THE TASK. Transcribe all of the records word for word, but omit the pictures.
===
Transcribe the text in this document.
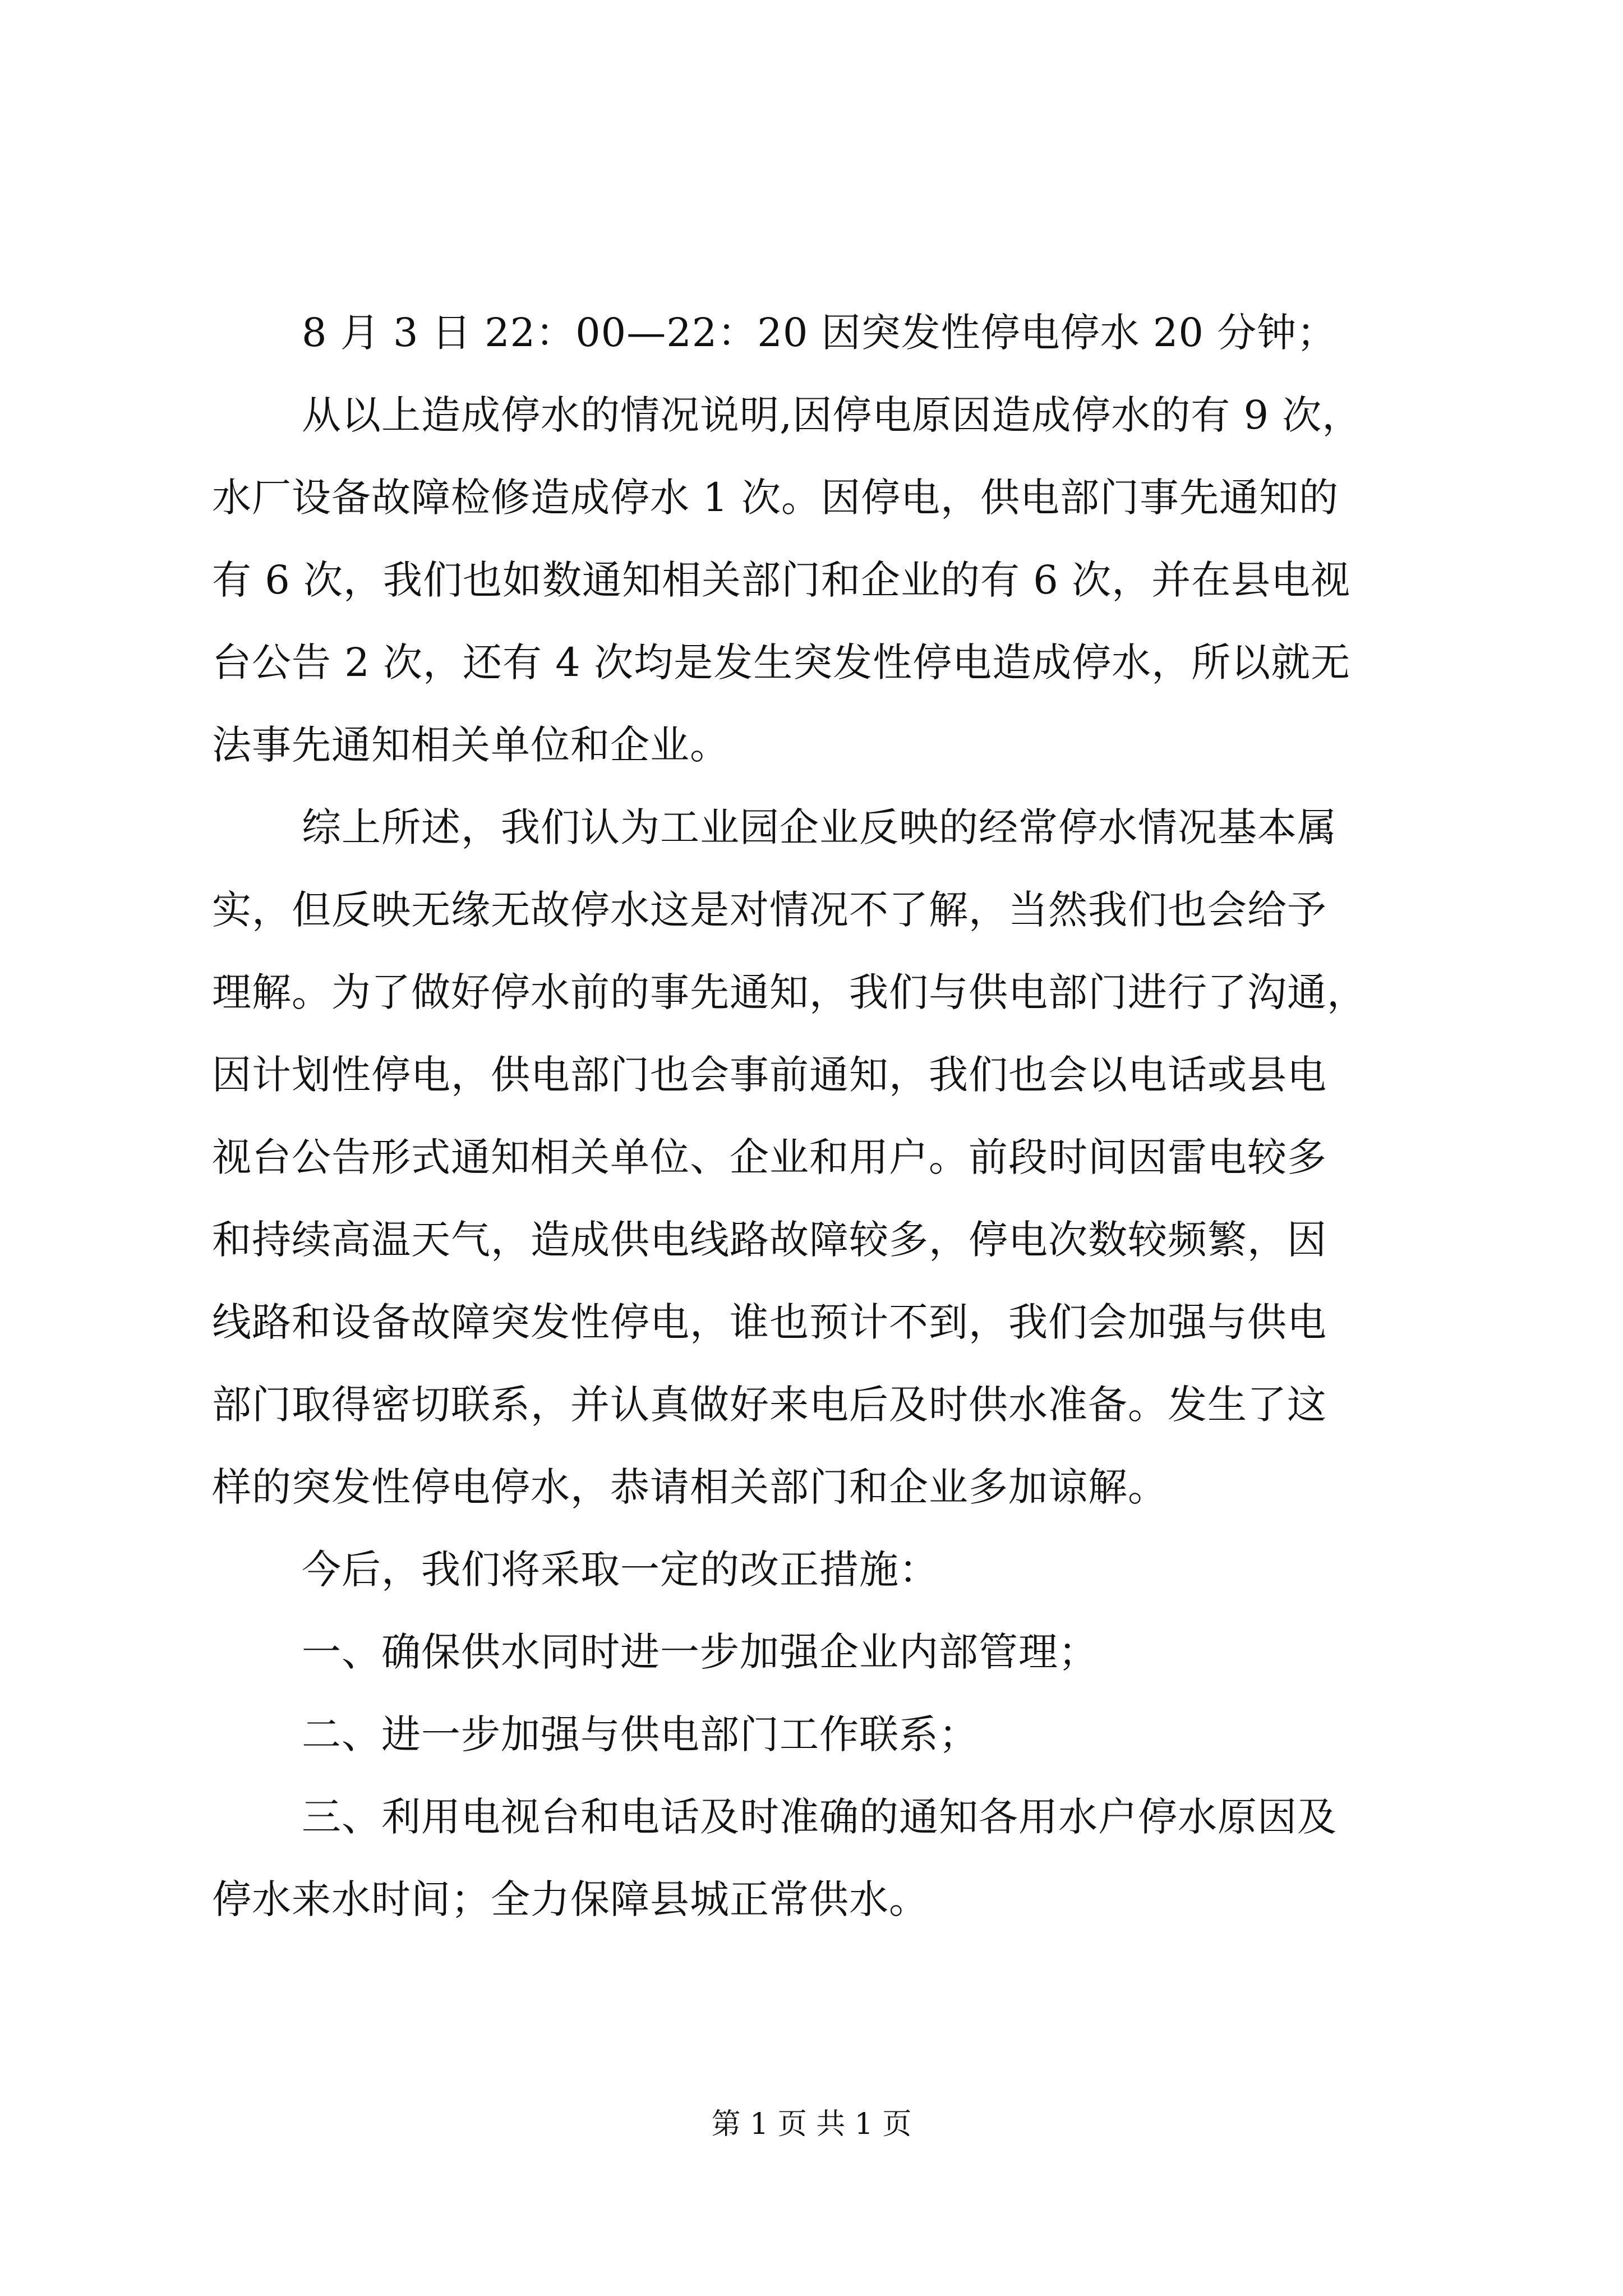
8 月 3 日 22：00—22：20 因突发性停电停水 20 分钟；
从以上造成停水的情况说明,因停电原因造成停水的有 9 次，
水厂设备故障检修造成停水 1 次。因停电，供电部门事先通知的
有 6 次，我们也如数通知相关部门和企业的有 6 次，并在县电视
台公告 2 次，还有 4 次均是发生突发性停电造成停水，所以就无
法事先通知相关单位和企业。
综上所述，我们认为工业园企业反映的经常停水情况基本属
实，但反映无缘无故停水这是对情况不了解，当然我们也会给予
理解。为了做好停水前的事先通知，我们与供电部门进行了沟通，
因计划性停电，供电部门也会事前通知，我们也会以电话或县电
视台公告形式通知相关单位、企业和用户。前段时间因雷电较多
和持续高温天气，造成供电线路故障较多，停电次数较频繁，因
线路和设备故障突发性停电，谁也预计不到，我们会加强与供电
部门取得密切联系，并认真做好来电后及时供水准备。发生了这
样的突发性停电停水，恭请相关部门和企业多加谅解。
今后，我们将采取一定的改正措施：
一、确保供水同时进一步加强企业内部管理；
二、进一步加强与供电部门工作联系；
三、利用电视台和电话及时准确的通知各用水户停水原因及
停水来水时间；全力保障县城正常供水。
第 1 页 共 1 页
===
RESULT.
Transcribe the text in this document.
8 月 3 日 22：00—22：20 因突发性停电停水 20 分钟；
从以上造成停水的情况说明,因停电原因造成停水的有 9 次，
水厂设备故障检修造成停水 1 次。因停电，供电部门事先通知的
有 6 次，我们也如数通知相关部门和企业的有 6 次，并在县电视
台公告 2 次，还有 4 次均是发生突发性停电造成停水，所以就无
法事先通知相关单位和企业。
综上所述，我们认为工业园企业反映的经常停水情况基本属
实，但反映无缘无故停水这是对情况不了解，当然我们也会给予
理解。为了做好停水前的事先通知，我们与供电部门进行了沟通，
因计划性停电，供电部门也会事前通知，我们也会以电话或县电
视台公告形式通知相关单位、企业和用户。前段时间因雷电较多
和持续高温天气，造成供电线路故障较多，停电次数较频繁，因
线路和设备故障突发性停电，谁也预计不到，我们会加强与供电
部门取得密切联系，并认真做好来电后及时供水准备。发生了这
样的突发性停电停水，恭请相关部门和企业多加谅解。
今后，我们将采取一定的改正措施：
一、确保供水同时进一步加强企业内部管理；
二、进一步加强与供电部门工作联系；
三、利用电视台和电话及时准确的通知各用水户停水原因及
停水来水时间；全力保障县城正常供水。
第 1 页 共 1 页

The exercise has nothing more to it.